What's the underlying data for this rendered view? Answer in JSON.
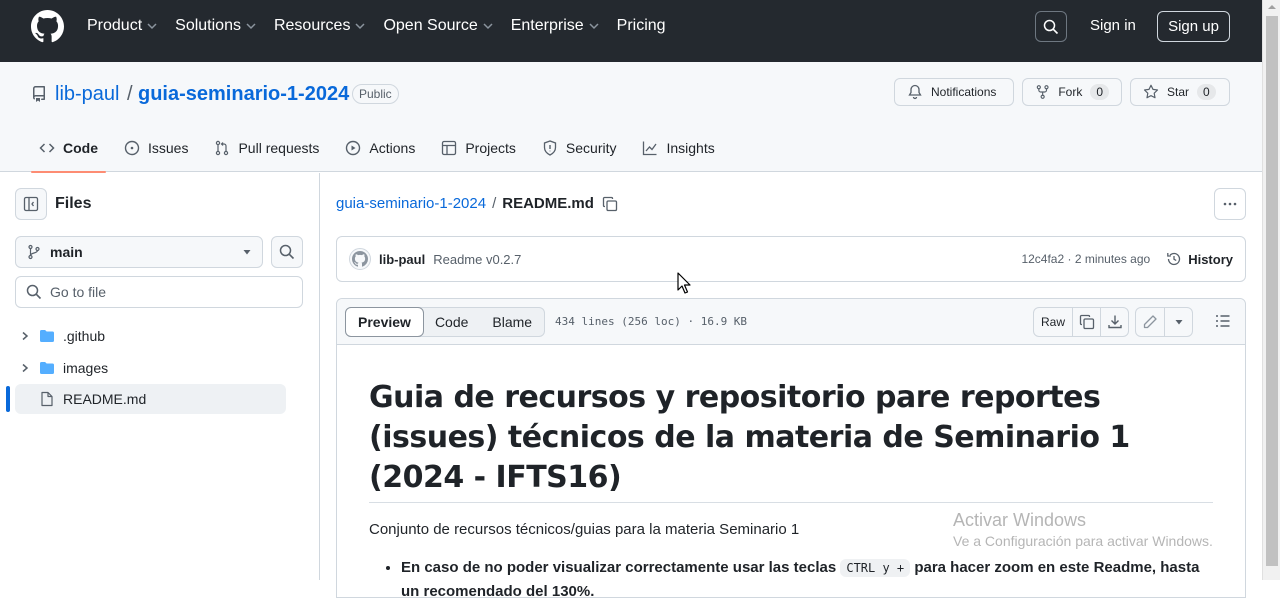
{
  "nav": {
    "items": [
      "Product",
      "Solutions",
      "Resources",
      "Open Source",
      "Enterprise",
      "Pricing"
    ],
    "signin": "Sign in",
    "signup": "Sign up"
  },
  "repo": {
    "owner": "lib-paul",
    "name": "guia-seminario-1-2024",
    "visibility": "Public",
    "notifications": "Notifications",
    "fork_label": "Fork",
    "fork_count": "0",
    "star_label": "Star",
    "star_count": "0"
  },
  "tabs": [
    "Code",
    "Issues",
    "Pull requests",
    "Actions",
    "Projects",
    "Security",
    "Insights"
  ],
  "sidebar": {
    "title": "Files",
    "branch": "main",
    "goto_placeholder": "Go to file",
    "tree": [
      {
        "name": ".github",
        "type": "folder"
      },
      {
        "name": "images",
        "type": "folder"
      },
      {
        "name": "README.md",
        "type": "file"
      }
    ]
  },
  "breadcrumb": {
    "repo": "guia-seminario-1-2024",
    "sep": "/",
    "file": "README.md"
  },
  "commit": {
    "author": "lib-paul",
    "message": "Readme v0.2.7",
    "meta": "12c4fa2 · 2 minutes ago",
    "history": "History"
  },
  "filebar": {
    "views": [
      "Preview",
      "Code",
      "Blame"
    ],
    "info": "434 lines (256 loc) · 16.9 KB",
    "raw": "Raw"
  },
  "readme": {
    "heading": "Guia de recursos y repositorio pare reportes (issues) técnicos de la materia de Seminario 1 (2024 - IFTS16)",
    "intro": "Conjunto de recursos técnicos/guias para la materia Seminario 1",
    "bullet_pre": "En caso de no poder visualizar correctamente usar las teclas",
    "bullet_code": "CTRL y +",
    "bullet_post": "para hacer zoom en este Readme, hasta un recomendado del 130%."
  },
  "watermark": {
    "line1": "Activar Windows",
    "line2": "Ve a Configuración para activar Windows."
  }
}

◆ **SHORT EXERCISE**
Copy the whole of the material above exactly, but not its images.

◆ **SOLUTION TO THE PROBLEM**
What's the underlying data for this rendered view? Answer in JSON.
{
  "nav": {
    "items": [
      "Product",
      "Solutions",
      "Resources",
      "Open Source",
      "Enterprise",
      "Pricing"
    ],
    "signin": "Sign in",
    "signup": "Sign up"
  },
  "repo": {
    "owner": "lib-paul",
    "name": "guia-seminario-1-2024",
    "visibility": "Public",
    "notifications": "Notifications",
    "fork_label": "Fork",
    "fork_count": "0",
    "star_label": "Star",
    "star_count": "0"
  },
  "tabs": [
    "Code",
    "Issues",
    "Pull requests",
    "Actions",
    "Projects",
    "Security",
    "Insights"
  ],
  "sidebar": {
    "title": "Files",
    "branch": "main",
    "goto_placeholder": "Go to file",
    "tree": [
      {
        "name": ".github",
        "type": "folder"
      },
      {
        "name": "images",
        "type": "folder"
      },
      {
        "name": "README.md",
        "type": "file"
      }
    ]
  },
  "breadcrumb": {
    "repo": "guia-seminario-1-2024",
    "sep": "/",
    "file": "README.md"
  },
  "commit": {
    "author": "lib-paul",
    "message": "Readme v0.2.7",
    "meta": "12c4fa2 · 2 minutes ago",
    "history": "History"
  },
  "filebar": {
    "views": [
      "Preview",
      "Code",
      "Blame"
    ],
    "info": "434 lines (256 loc) · 16.9 KB",
    "raw": "Raw"
  },
  "readme": {
    "heading": "Guia de recursos y repositorio pare reportes (issues) técnicos de la materia de Seminario 1 (2024 - IFTS16)",
    "intro": "Conjunto de recursos técnicos/guias para la materia Seminario 1",
    "bullet_pre": "En caso de no poder visualizar correctamente usar las teclas",
    "bullet_code": "CTRL y +",
    "bullet_post": "para hacer zoom en este Readme, hasta un recomendado del 130%."
  },
  "watermark": {
    "line1": "Activar Windows",
    "line2": "Ve a Configuración para activar Windows."
  }
}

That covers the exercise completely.